■ **Problem to solve**
Find the word "this" in the records below. List each line containing it.

■ **Recorded information**

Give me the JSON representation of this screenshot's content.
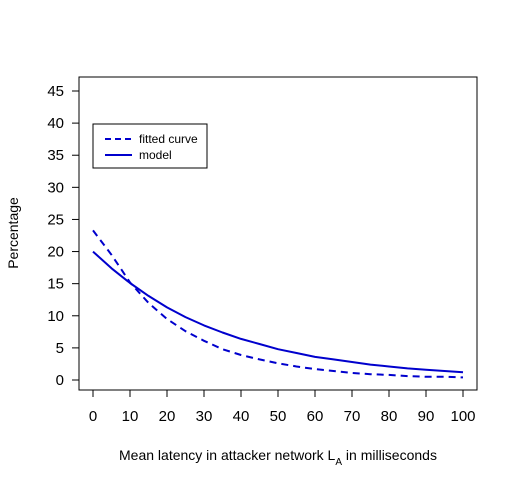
{
  "chart_data": {
    "type": "line",
    "title": "",
    "xlabel": "Mean latency in attacker network L",
    "xlabel_subscript": "A",
    "xlabel_suffix": " in milliseconds",
    "ylabel": "Percentage",
    "xlim": [
      0,
      100
    ],
    "ylim": [
      0,
      45
    ],
    "xticks": [
      0,
      10,
      20,
      30,
      40,
      50,
      60,
      70,
      80,
      90,
      100
    ],
    "yticks": [
      0,
      5,
      10,
      15,
      20,
      25,
      30,
      35,
      40,
      45
    ],
    "grid": false,
    "legend_position": "top-left",
    "series": [
      {
        "name": "fitted curve",
        "style": "dashed",
        "color": "#0000CD",
        "x": [
          0,
          5,
          10,
          15,
          20,
          25,
          30,
          35,
          40,
          45,
          50,
          55,
          60,
          65,
          70,
          75,
          80,
          85,
          90,
          95,
          100
        ],
        "values": [
          23.3,
          19.5,
          15.2,
          12.0,
          9.5,
          7.6,
          6.1,
          4.8,
          3.9,
          3.2,
          2.6,
          2.1,
          1.7,
          1.4,
          1.1,
          0.9,
          0.8,
          0.6,
          0.5,
          0.5,
          0.4
        ]
      },
      {
        "name": "model",
        "style": "solid",
        "color": "#0000CD",
        "x": [
          0,
          5,
          10,
          15,
          20,
          25,
          30,
          35,
          40,
          45,
          50,
          55,
          60,
          65,
          70,
          75,
          80,
          85,
          90,
          95,
          100
        ],
        "values": [
          20.0,
          17.4,
          15.1,
          13.1,
          11.3,
          9.8,
          8.5,
          7.4,
          6.4,
          5.6,
          4.8,
          4.2,
          3.6,
          3.2,
          2.8,
          2.4,
          2.1,
          1.8,
          1.6,
          1.4,
          1.2
        ]
      }
    ]
  }
}
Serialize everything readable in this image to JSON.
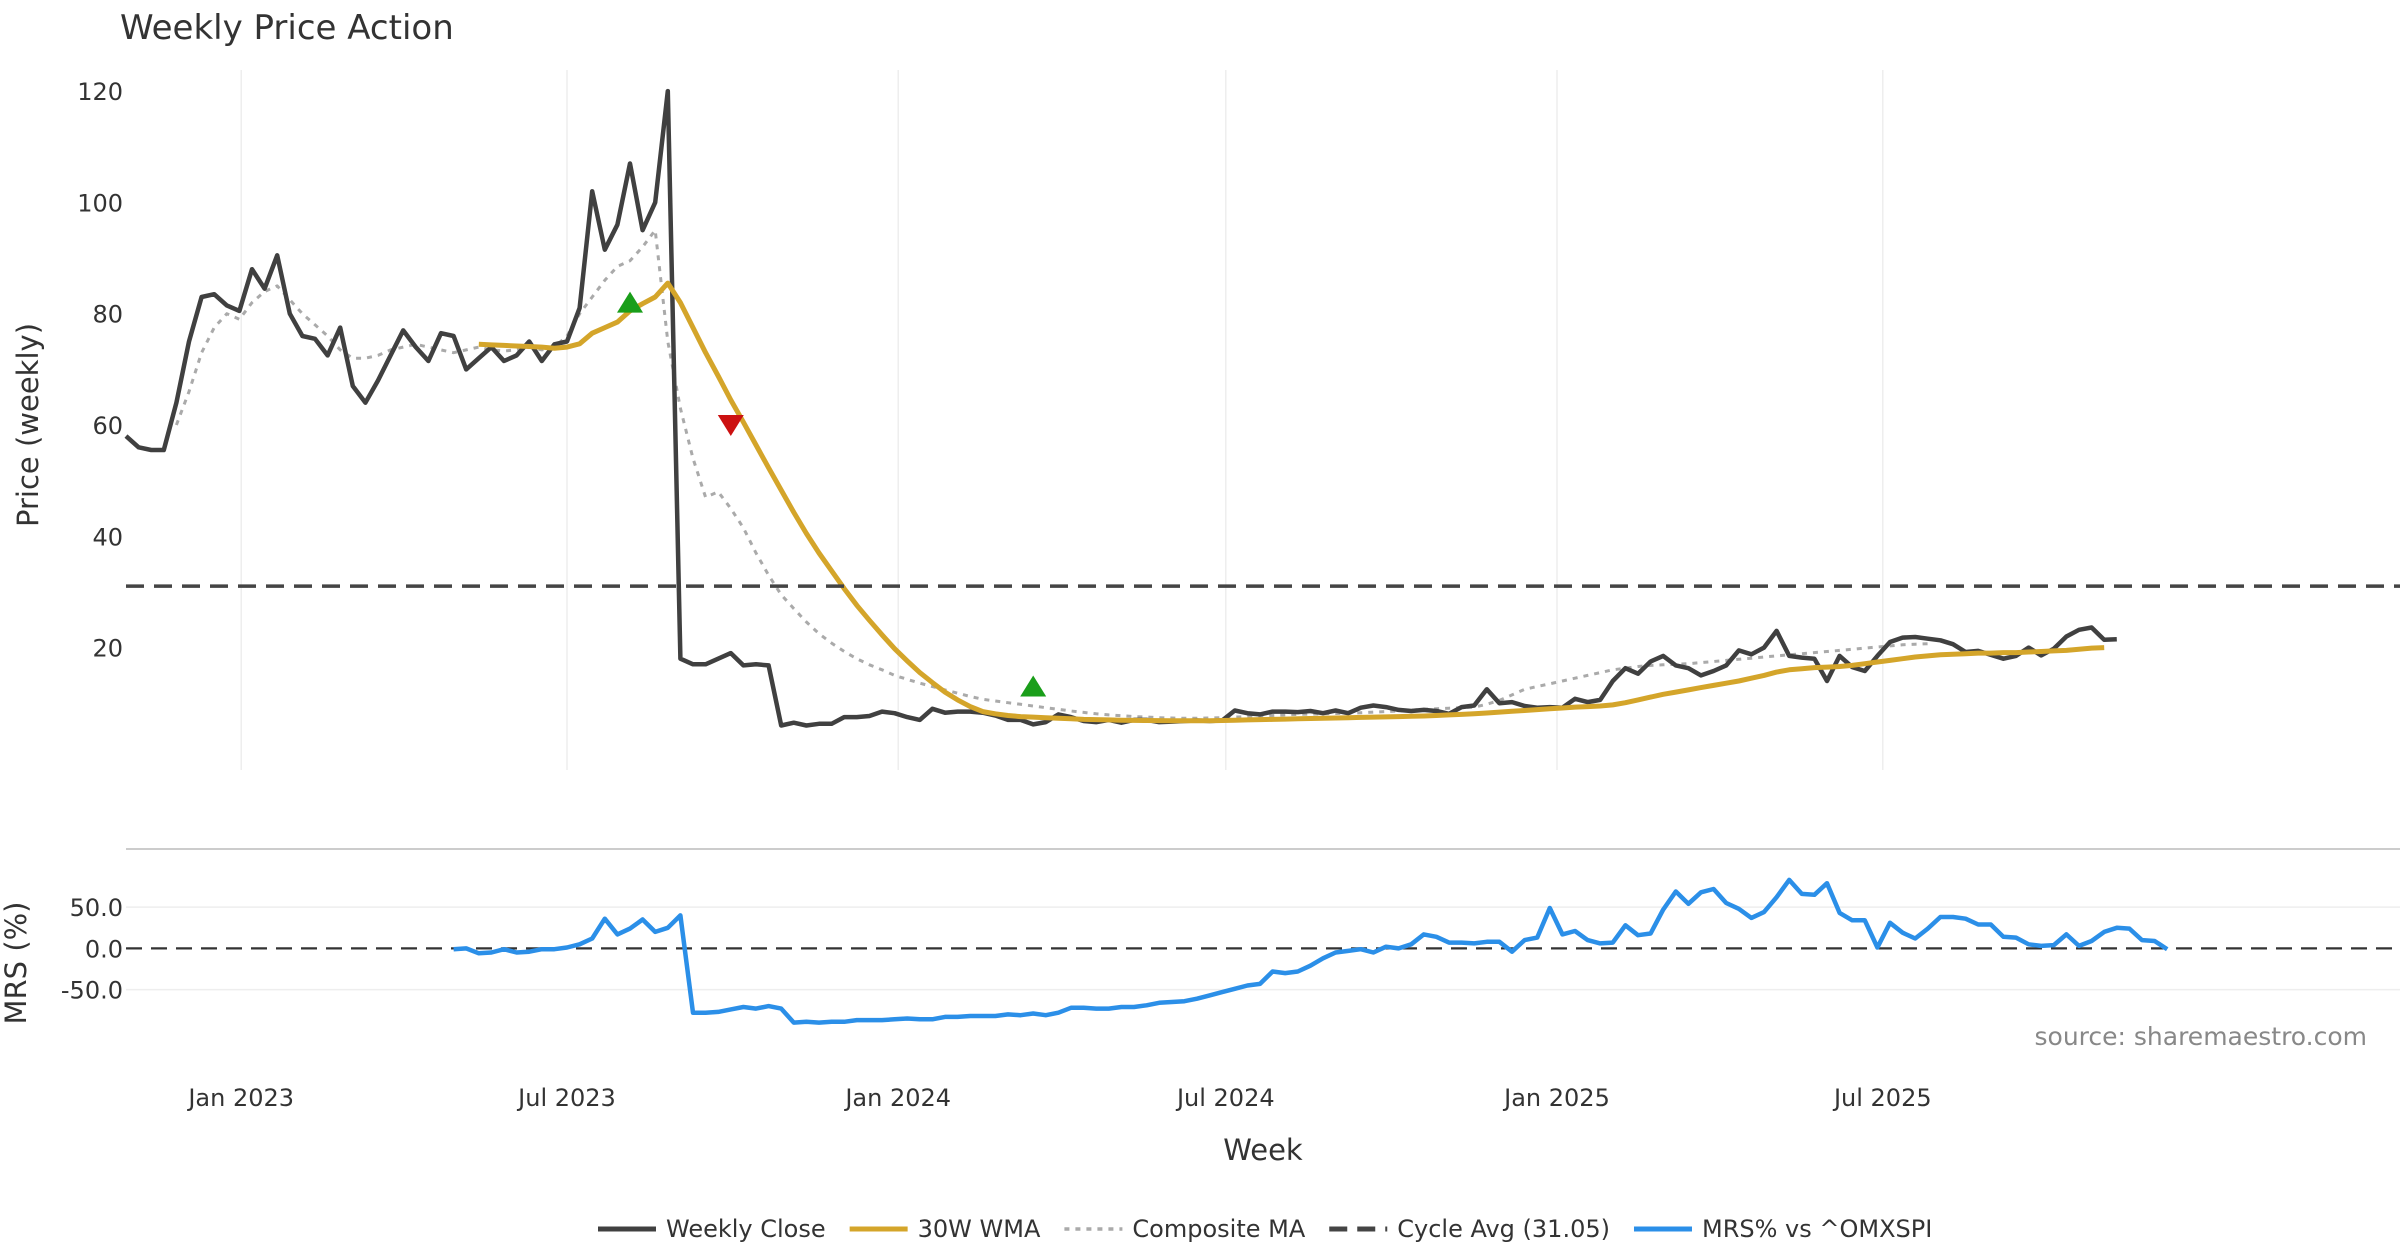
{
  "chart_data": {
    "type": "line",
    "title": "Weekly Price Action",
    "xlabel": "Week",
    "source": "source: sharemaestro.com",
    "x_ticks": [
      "Jan 2023",
      "Jul 2023",
      "Jan 2024",
      "Jul 2024",
      "Jan 2025",
      "Jul 2025"
    ],
    "x_range": [
      "2022-10-29",
      "2025-10-25"
    ],
    "price_panel": {
      "ylabel": "Price (weekly)",
      "ylim": [
        -2,
        122
      ],
      "y_ticks": [
        "20",
        "40",
        "60",
        "80",
        "100",
        "120"
      ],
      "series": [
        {
          "name": "Weekly Close",
          "color": "#404040",
          "style": "solid",
          "start_week": 0,
          "values": [
            58,
            56,
            55.5,
            55.5,
            64,
            75,
            83,
            83.5,
            81.5,
            80.5,
            88,
            84.5,
            90.5,
            80,
            76,
            75.5,
            72.5,
            77.5,
            67,
            64,
            68,
            72.5,
            77,
            74,
            71.5,
            76.5,
            76,
            70,
            72,
            74,
            71.5,
            72.5,
            75,
            71.5,
            74.5,
            75,
            81,
            102,
            91.5,
            96,
            107,
            95,
            100,
            120,
            18,
            17,
            17,
            18,
            19,
            16.8,
            17,
            16.8,
            6,
            6.5,
            6,
            6.3,
            6.3,
            7.5,
            7.5,
            7.7,
            8.5,
            8.2,
            7.5,
            7,
            9,
            8.3,
            8.5,
            8.5,
            8.3,
            7.8,
            7,
            7,
            6.2,
            6.6,
            8,
            7.5,
            6.8,
            6.6,
            7,
            6.5,
            7,
            7,
            6.6,
            6.7,
            6.8,
            6.9,
            6.8,
            6.9,
            8.7,
            8.2,
            8,
            8.5,
            8.5,
            8.4,
            8.6,
            8.2,
            8.7,
            8.2,
            9.2,
            9.6,
            9.3,
            8.8,
            8.6,
            8.8,
            8.6,
            8.1,
            9.3,
            9.6,
            12.5,
            10,
            10.2,
            9.5,
            9.2,
            9.3,
            9.2,
            10.8,
            10.2,
            10.6,
            14,
            16.3,
            15.3,
            17.5,
            18.5,
            16.8,
            16.3,
            15,
            15.8,
            16.8,
            19.5,
            18.8,
            20,
            23,
            18.5,
            18.2,
            18,
            14,
            18.5,
            16.5,
            15.8,
            18.5,
            21,
            21.8,
            21.9,
            21.6,
            21.3,
            20.6,
            19.2,
            19.4,
            18.7,
            18,
            18.5,
            20,
            18.6,
            19.8,
            22,
            23.2,
            23.6,
            21.4,
            21.5
          ]
        },
        {
          "name": "30W WMA",
          "color": "#D4A52A",
          "style": "solid",
          "start_week": 28,
          "values": [
            74.5,
            74.4,
            74.3,
            74.2,
            74.1,
            74,
            73.8,
            74,
            74.6,
            76.5,
            77.5,
            78.5,
            80.5,
            81.8,
            83,
            85.5,
            82,
            77.5,
            73,
            68.8,
            64.5,
            60.5,
            56.4,
            52.3,
            48.3,
            44.3,
            40.5,
            37,
            33.8,
            30.6,
            27.6,
            24.9,
            22.3,
            19.8,
            17.6,
            15.5,
            13.7,
            12,
            10.6,
            9.4,
            8.5,
            8.1,
            7.8,
            7.6,
            7.5,
            7.4,
            7.3,
            7.2,
            7.1,
            7.05,
            7,
            6.95,
            6.92,
            6.9,
            6.88,
            6.86,
            6.85,
            6.84,
            6.86,
            6.9,
            6.95,
            7,
            7.05,
            7.1,
            7.15,
            7.2,
            7.25,
            7.3,
            7.35,
            7.4,
            7.45,
            7.5,
            7.55,
            7.6,
            7.65,
            7.7,
            7.8,
            7.9,
            8,
            8.1,
            8.25,
            8.4,
            8.55,
            8.7,
            8.85,
            9,
            9.15,
            9.3,
            9.4,
            9.5,
            9.7,
            10.1,
            10.6,
            11.1,
            11.6,
            12,
            12.4,
            12.8,
            13.2,
            13.6,
            14,
            14.5,
            15,
            15.6,
            16,
            16.2,
            16.4,
            16.5,
            16.6,
            16.8,
            17.1,
            17.4,
            17.7,
            18,
            18.3,
            18.5,
            18.7,
            18.8,
            18.9,
            19,
            19,
            19.1,
            19.1,
            19.2,
            19.3,
            19.4,
            19.5,
            19.7,
            19.9,
            20
          ]
        },
        {
          "name": "Composite MA",
          "color": "#AAAAAA",
          "style": "dotted",
          "start_week": 4,
          "values": [
            60,
            66,
            73,
            77.5,
            80,
            79,
            82,
            84,
            85,
            82.5,
            80,
            78,
            76,
            73.5,
            72,
            72,
            72.5,
            73.5,
            74,
            74.5,
            74,
            73.5,
            73,
            73.5,
            74,
            73.5,
            73.3,
            73.5,
            74,
            73.5,
            74,
            76,
            80,
            83,
            86,
            88.5,
            89.5,
            92,
            95,
            75,
            63,
            54,
            47,
            48,
            45,
            41.5,
            37,
            33,
            29.5,
            27,
            24.6,
            22.5,
            20.8,
            19.3,
            18,
            16.9,
            16,
            15,
            14.3,
            13.6,
            13,
            12.4,
            11.8,
            11.2,
            10.7,
            10.4,
            10.1,
            9.8,
            9.5,
            9.2,
            8.9,
            8.6,
            8.35,
            8.1,
            7.9,
            7.75,
            7.6,
            7.5,
            7.4,
            7.35,
            7.3,
            7.3,
            7.35,
            7.4,
            7.5,
            7.6,
            7.7,
            7.8,
            7.9,
            8,
            8.05,
            8.1,
            8.15,
            8.2,
            8.3,
            8.4,
            8.5,
            8.6,
            8.75,
            8.9,
            9,
            9.1,
            9.2,
            9.3,
            9.8,
            10.5,
            11.5,
            12.5,
            13,
            13.5,
            14,
            14.5,
            15,
            15.5,
            16,
            16.3,
            16.6,
            16.8,
            16.9,
            17,
            17.1,
            17.3,
            17.5,
            17.7,
            17.9,
            18.1,
            18.3,
            18.5,
            18.7,
            18.9,
            19.1,
            19.3,
            19.5,
            19.7,
            19.9,
            20.1,
            20.3,
            20.5,
            20.6,
            20.7
          ]
        },
        {
          "name": "Cycle Avg (31.05)",
          "color": "#444444",
          "style": "dashed",
          "constant": 31.05
        }
      ],
      "signals": [
        {
          "type": "buy",
          "week": 40,
          "value": 82,
          "color": "#1a9e1a"
        },
        {
          "type": "sell",
          "week": 48,
          "value": 60,
          "color": "#cc1111"
        },
        {
          "type": "buy",
          "week": 72,
          "value": 13,
          "color": "#1a9e1a"
        }
      ]
    },
    "mrs_panel": {
      "ylabel": "MRS (%)",
      "ylim": [
        -105,
        95
      ],
      "y_ticks": [
        "50.0",
        "0.0",
        "-50.0"
      ],
      "zero_line": 0,
      "series": [
        {
          "name": "MRS% vs ^OMXSPI",
          "color": "#2B8FE8",
          "style": "solid",
          "start_week": 26,
          "values": [
            -1,
            0,
            -6,
            -5,
            -1,
            -5,
            -4,
            -1,
            -1,
            1,
            5,
            12,
            36,
            17,
            24,
            35,
            20,
            25,
            40,
            -78,
            -78,
            -77,
            -74,
            -71,
            -73,
            -70,
            -73,
            -90,
            -89,
            -90,
            -89,
            -89,
            -87,
            -87,
            -87,
            -86,
            -85,
            -86,
            -86,
            -83,
            -83,
            -82,
            -82,
            -82,
            -80,
            -81,
            -79,
            -81,
            -78,
            -72,
            -72,
            -73,
            -73,
            -71,
            -71,
            -69,
            -66,
            -65,
            -64,
            -61,
            -57,
            -53,
            -49,
            -45,
            -43,
            -28,
            -30,
            -28,
            -21,
            -12,
            -5,
            -3,
            -1,
            -5,
            2,
            0,
            5,
            17,
            14,
            7,
            7,
            6,
            8,
            8,
            -4,
            10,
            13,
            49,
            17,
            21,
            10,
            6,
            7,
            28,
            16,
            18,
            47,
            69,
            54,
            68,
            72,
            55,
            48,
            37,
            44,
            62,
            83,
            66,
            65,
            79,
            43,
            34,
            34,
            1,
            31,
            19,
            12,
            24,
            38,
            38,
            36,
            29,
            29,
            14,
            13,
            5,
            3,
            4,
            17,
            3,
            9,
            20,
            25,
            24,
            10,
            9,
            -1
          ]
        }
      ]
    },
    "legend": [
      {
        "label": "Weekly Close",
        "color": "#404040",
        "style": "solid"
      },
      {
        "label": "30W WMA",
        "color": "#D4A52A",
        "style": "solid"
      },
      {
        "label": "Composite MA",
        "color": "#AAAAAA",
        "style": "dotted"
      },
      {
        "label": "Cycle Avg (31.05)",
        "color": "#444444",
        "style": "dashed"
      },
      {
        "label": "MRS% vs ^OMXSPI",
        "color": "#2B8FE8",
        "style": "solid"
      }
    ],
    "legend_position": "bottom-center"
  }
}
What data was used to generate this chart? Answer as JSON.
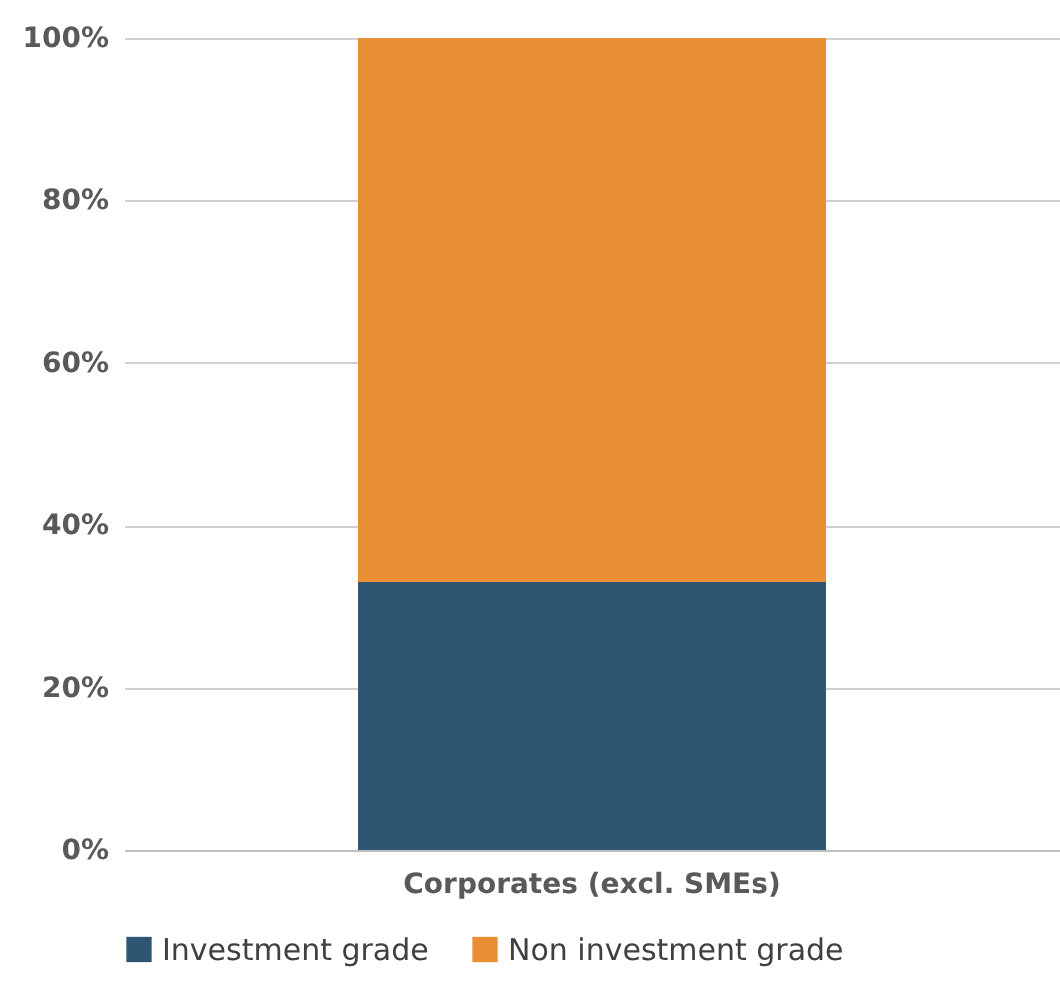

■ **Problem solution**
Give me the JSON representation of this screenshot's content.
Serialize everything readable in this image to JSON.
What data was used to generate this chart? Answer as JSON.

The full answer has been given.